#### Data records:
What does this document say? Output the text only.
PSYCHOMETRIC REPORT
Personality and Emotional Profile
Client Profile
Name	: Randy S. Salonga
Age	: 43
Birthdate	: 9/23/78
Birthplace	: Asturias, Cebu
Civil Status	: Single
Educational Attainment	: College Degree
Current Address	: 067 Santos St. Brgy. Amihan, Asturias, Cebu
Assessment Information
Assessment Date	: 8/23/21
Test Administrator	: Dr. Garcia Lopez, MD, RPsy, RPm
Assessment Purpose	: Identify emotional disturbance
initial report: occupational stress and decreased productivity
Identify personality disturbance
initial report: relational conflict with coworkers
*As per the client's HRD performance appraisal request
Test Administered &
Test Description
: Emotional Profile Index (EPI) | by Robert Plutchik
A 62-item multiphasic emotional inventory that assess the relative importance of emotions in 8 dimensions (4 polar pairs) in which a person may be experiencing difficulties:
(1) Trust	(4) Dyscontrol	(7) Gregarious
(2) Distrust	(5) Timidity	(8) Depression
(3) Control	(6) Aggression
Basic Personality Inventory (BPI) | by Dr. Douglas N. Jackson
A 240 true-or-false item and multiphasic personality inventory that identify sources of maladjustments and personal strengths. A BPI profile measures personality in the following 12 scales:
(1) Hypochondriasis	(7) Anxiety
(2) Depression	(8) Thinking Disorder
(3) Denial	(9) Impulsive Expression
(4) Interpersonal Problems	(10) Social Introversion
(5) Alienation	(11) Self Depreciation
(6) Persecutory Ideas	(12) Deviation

* * *

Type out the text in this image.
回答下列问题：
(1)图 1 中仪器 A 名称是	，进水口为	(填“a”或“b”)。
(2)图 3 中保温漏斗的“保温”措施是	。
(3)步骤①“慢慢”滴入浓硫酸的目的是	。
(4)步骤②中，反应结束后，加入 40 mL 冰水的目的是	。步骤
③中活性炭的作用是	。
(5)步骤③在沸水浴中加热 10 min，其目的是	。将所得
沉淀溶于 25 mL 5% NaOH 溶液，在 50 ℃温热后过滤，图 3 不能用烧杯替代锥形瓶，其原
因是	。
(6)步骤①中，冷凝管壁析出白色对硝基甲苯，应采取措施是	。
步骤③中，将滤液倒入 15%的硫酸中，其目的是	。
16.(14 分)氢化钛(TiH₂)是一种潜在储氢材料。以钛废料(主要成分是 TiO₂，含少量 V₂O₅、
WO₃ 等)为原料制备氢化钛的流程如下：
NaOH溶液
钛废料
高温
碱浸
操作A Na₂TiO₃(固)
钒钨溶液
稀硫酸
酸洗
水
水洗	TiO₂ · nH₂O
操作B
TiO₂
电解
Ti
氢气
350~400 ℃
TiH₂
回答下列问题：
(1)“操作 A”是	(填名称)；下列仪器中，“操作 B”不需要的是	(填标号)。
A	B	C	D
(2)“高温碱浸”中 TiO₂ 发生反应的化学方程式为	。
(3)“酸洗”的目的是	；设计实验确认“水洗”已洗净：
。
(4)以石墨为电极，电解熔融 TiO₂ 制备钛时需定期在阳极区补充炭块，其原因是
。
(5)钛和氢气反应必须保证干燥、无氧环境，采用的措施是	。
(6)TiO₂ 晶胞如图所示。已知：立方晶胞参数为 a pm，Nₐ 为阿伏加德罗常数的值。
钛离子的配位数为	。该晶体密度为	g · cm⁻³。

* * *

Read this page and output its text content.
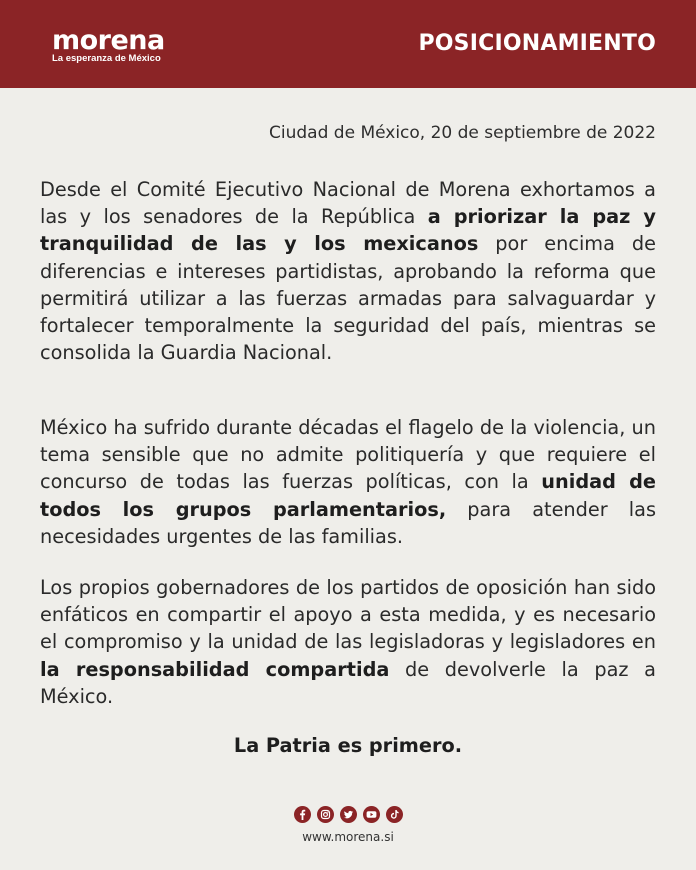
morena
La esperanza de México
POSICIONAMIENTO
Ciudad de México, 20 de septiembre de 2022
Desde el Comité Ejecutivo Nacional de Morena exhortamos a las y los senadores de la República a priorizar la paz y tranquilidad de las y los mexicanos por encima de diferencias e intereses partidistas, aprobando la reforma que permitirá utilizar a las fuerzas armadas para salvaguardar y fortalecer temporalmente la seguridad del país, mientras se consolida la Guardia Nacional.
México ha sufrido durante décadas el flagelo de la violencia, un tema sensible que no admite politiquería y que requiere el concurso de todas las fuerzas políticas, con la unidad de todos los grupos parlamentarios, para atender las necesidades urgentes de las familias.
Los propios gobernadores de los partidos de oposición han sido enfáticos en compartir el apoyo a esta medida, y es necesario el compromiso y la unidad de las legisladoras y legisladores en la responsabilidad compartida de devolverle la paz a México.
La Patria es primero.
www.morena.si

#### WHAT THE EXERCISE ASKS:
From the data above, work out how many lines contain the string "Assessment" and reply with only the number.

#### ANSWER TO THE TASK:
3